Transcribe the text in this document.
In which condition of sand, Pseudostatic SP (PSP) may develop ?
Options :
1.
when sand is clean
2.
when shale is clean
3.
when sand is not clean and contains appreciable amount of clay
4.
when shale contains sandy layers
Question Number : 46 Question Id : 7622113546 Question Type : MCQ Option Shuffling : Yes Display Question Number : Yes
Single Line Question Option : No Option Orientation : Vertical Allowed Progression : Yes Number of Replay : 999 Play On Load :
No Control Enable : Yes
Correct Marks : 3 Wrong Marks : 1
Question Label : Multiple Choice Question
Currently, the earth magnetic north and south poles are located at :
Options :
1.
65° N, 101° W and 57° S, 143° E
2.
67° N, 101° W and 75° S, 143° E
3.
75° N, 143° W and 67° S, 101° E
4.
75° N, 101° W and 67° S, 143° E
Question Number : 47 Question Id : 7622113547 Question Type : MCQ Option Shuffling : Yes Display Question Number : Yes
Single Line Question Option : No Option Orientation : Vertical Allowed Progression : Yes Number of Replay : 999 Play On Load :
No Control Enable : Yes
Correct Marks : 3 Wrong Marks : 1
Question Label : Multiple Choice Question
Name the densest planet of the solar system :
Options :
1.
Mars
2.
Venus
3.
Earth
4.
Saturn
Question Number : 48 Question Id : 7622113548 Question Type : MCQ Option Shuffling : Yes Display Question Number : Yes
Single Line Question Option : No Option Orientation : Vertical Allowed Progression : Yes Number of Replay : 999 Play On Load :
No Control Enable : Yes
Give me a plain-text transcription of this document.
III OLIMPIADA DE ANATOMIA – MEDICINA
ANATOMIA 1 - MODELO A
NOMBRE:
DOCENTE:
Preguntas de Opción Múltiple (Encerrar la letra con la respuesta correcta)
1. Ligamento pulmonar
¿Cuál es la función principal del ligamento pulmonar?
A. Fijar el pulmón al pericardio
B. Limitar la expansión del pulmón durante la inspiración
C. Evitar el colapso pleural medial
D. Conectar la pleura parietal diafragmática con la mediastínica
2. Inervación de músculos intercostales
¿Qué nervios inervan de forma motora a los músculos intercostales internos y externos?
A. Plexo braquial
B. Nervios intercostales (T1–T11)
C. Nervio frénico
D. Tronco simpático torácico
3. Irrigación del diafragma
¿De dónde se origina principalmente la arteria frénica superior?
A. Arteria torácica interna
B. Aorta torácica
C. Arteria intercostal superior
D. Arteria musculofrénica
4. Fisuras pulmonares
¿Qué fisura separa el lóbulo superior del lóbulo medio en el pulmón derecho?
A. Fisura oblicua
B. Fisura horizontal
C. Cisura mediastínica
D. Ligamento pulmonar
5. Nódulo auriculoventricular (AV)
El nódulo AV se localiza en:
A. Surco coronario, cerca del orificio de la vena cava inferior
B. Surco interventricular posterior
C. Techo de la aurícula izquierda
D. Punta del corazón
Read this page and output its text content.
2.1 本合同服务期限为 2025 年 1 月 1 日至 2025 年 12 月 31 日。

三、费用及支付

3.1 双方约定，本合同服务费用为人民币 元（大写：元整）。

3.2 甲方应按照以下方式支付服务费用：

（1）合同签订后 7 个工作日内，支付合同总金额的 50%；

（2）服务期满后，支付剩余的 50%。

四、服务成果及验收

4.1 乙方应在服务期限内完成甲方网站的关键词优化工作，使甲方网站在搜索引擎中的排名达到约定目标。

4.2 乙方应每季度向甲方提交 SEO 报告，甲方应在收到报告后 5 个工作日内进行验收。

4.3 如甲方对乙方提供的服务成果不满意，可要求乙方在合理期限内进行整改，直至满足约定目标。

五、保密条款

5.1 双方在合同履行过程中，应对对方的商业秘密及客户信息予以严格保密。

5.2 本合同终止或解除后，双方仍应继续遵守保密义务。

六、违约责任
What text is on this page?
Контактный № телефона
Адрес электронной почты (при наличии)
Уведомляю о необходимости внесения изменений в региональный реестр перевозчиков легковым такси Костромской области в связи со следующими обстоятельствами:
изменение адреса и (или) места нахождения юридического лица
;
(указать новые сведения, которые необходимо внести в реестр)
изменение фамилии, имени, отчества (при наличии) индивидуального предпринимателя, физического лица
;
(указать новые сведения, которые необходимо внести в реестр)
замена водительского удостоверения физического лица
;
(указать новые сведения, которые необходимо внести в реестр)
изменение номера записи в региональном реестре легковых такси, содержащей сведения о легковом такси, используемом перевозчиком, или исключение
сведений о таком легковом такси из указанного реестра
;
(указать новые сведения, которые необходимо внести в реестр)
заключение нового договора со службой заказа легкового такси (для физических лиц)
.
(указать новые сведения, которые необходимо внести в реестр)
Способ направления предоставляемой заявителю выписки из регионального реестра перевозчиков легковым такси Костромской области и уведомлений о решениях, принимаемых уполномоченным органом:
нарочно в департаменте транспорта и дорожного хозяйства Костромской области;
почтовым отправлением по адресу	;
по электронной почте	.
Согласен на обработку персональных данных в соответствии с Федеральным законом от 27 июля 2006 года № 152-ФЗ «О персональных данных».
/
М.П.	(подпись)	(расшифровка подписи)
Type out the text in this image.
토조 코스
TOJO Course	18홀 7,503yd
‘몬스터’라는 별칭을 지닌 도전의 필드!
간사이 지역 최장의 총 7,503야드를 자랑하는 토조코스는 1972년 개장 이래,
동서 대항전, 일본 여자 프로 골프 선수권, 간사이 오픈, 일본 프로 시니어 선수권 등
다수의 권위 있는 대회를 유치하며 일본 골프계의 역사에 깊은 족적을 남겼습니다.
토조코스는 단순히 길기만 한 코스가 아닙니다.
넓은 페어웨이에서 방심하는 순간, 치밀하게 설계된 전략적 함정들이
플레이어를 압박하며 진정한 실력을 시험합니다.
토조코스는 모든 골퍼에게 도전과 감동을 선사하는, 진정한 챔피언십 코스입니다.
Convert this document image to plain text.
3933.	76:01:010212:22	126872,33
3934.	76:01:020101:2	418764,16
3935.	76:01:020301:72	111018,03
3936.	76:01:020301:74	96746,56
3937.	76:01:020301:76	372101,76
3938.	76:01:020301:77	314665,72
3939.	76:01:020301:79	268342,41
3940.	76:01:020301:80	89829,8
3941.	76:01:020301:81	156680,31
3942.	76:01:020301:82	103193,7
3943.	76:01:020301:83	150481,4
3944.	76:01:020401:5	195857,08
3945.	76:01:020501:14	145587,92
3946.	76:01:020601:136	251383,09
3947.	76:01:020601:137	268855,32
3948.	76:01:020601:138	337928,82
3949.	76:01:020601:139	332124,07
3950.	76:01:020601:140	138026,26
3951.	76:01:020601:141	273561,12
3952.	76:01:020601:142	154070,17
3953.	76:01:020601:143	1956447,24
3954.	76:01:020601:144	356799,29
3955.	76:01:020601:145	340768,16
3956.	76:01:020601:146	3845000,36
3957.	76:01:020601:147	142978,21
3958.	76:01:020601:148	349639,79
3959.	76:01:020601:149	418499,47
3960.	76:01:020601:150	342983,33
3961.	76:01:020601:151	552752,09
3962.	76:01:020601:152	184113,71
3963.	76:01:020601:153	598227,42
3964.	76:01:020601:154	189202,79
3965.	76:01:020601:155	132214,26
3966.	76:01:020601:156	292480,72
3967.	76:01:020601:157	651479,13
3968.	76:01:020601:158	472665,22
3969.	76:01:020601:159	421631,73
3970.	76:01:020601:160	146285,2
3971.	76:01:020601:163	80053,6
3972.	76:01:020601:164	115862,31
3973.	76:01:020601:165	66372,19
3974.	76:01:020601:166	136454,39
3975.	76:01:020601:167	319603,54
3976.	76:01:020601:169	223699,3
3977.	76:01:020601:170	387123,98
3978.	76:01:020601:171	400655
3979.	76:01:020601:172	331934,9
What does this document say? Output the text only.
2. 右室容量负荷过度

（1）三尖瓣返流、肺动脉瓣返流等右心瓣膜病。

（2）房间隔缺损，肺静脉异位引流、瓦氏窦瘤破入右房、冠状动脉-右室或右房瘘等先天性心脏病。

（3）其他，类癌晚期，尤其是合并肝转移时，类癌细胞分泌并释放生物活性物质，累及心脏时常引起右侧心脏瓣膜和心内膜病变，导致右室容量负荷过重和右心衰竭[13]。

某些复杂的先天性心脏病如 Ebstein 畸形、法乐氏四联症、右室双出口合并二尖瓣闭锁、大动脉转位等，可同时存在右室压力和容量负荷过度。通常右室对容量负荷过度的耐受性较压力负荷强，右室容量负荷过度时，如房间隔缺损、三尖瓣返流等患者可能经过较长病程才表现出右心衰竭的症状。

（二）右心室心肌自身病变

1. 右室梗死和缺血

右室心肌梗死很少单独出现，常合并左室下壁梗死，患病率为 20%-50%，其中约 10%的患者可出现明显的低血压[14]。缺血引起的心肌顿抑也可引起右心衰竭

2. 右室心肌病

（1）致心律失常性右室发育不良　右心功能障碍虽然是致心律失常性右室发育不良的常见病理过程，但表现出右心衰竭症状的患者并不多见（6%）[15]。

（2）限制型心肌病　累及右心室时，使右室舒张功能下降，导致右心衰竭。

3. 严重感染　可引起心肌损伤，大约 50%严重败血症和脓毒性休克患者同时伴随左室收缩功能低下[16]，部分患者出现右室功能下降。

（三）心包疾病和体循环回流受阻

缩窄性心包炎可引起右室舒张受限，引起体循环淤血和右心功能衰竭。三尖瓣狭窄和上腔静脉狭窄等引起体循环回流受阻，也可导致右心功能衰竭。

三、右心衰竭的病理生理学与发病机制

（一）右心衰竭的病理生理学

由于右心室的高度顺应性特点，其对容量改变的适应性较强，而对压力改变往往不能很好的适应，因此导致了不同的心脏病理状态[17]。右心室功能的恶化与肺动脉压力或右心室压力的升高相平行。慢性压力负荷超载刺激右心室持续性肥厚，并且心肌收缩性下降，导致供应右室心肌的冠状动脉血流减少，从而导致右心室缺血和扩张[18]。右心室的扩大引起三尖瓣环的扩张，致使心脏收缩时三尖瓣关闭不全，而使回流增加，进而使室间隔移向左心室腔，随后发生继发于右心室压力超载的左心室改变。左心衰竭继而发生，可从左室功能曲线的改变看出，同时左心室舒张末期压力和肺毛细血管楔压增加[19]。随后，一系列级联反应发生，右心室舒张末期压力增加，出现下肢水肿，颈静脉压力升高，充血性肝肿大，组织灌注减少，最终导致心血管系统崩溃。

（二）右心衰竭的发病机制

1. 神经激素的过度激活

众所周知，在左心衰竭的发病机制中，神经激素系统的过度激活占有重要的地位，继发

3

******************************

*STATED TASK:* Output exactly the lines from the one containing "What does this" through the last line of the entries, both ends included.

*ANSWER FOR THE TASK:*
What does this document say? Output the text only.
2. 右室容量负荷过度

（1）三尖瓣返流、肺动脉瓣返流等右心瓣膜病。

（2）房间隔缺损，肺静脉异位引流、瓦氏窦瘤破入右房、冠状动脉-右室或右房瘘等先天性心脏病。

（3）其他，类癌晚期，尤其是合并肝转移时，类癌细胞分泌并释放生物活性物质，累及心脏时常引起右侧心脏瓣膜和心内膜病变，导致右室容量负荷过重和右心衰竭[13]。

某些复杂的先天性心脏病如 Ebstein 畸形、法乐氏四联症、右室双出口合并二尖瓣闭锁、大动脉转位等，可同时存在右室压力和容量负荷过度。通常右室对容量负荷过度的耐受性较压力负荷强，右室容量负荷过度时，如房间隔缺损、三尖瓣返流等患者可能经过较长病程才表现出右心衰竭的症状。

（二）右心室心肌自身病变

1. 右室梗死和缺血

右室心肌梗死很少单独出现，常合并左室下壁梗死，患病率为 20%-50%，其中约 10%的患者可出现明显的低血压[14]。缺血引起的心肌顿抑也可引起右心衰竭

2. 右室心肌病

（1）致心律失常性右室发育不良　右心功能障碍虽然是致心律失常性右室发育不良的常见病理过程，但表现出右心衰竭症状的患者并不多见（6%）[15]。

（2）限制型心肌病　累及右心室时，使右室舒张功能下降，导致右心衰竭。

3. 严重感染　可引起心肌损伤，大约 50%严重败血症和脓毒性休克患者同时伴随左室收缩功能低下[16]，部分患者出现右室功能下降。

（三）心包疾病和体循环回流受阻

缩窄性心包炎可引起右室舒张受限，引起体循环淤血和右心功能衰竭。三尖瓣狭窄和上腔静脉狭窄等引起体循环回流受阻，也可导致右心功能衰竭。

三、右心衰竭的病理生理学与发病机制

（一）右心衰竭的病理生理学

由于右心室的高度顺应性特点，其对容量改变的适应性较强，而对压力改变往往不能很好的适应，因此导致了不同的心脏病理状态[17]。右心室功能的恶化与肺动脉压力或右心室压力的升高相平行。慢性压力负荷超载刺激右心室持续性肥厚，并且心肌收缩性下降，导致供应右室心肌的冠状动脉血流减少，从而导致右心室缺血和扩张[18]。右心室的扩大引起三尖瓣环的扩张，致使心脏收缩时三尖瓣关闭不全，而使回流增加，进而使室间隔移向左心室腔，随后发生继发于右心室压力超载的左心室改变。左心衰竭继而发生，可从左室功能曲线的改变看出，同时左心室舒张末期压力和肺毛细血管楔压增加[19]。随后，一系列级联反应发生，右心室舒张末期压力增加，出现下肢水肿，颈静脉压力升高，充血性肝肿大，组织灌注减少，最终导致心血管系统崩溃。

（二）右心衰竭的发病机制

1. 神经激素的过度激活

众所周知，在左心衰竭的发病机制中，神经激素系统的过度激活占有重要的地位，继发

3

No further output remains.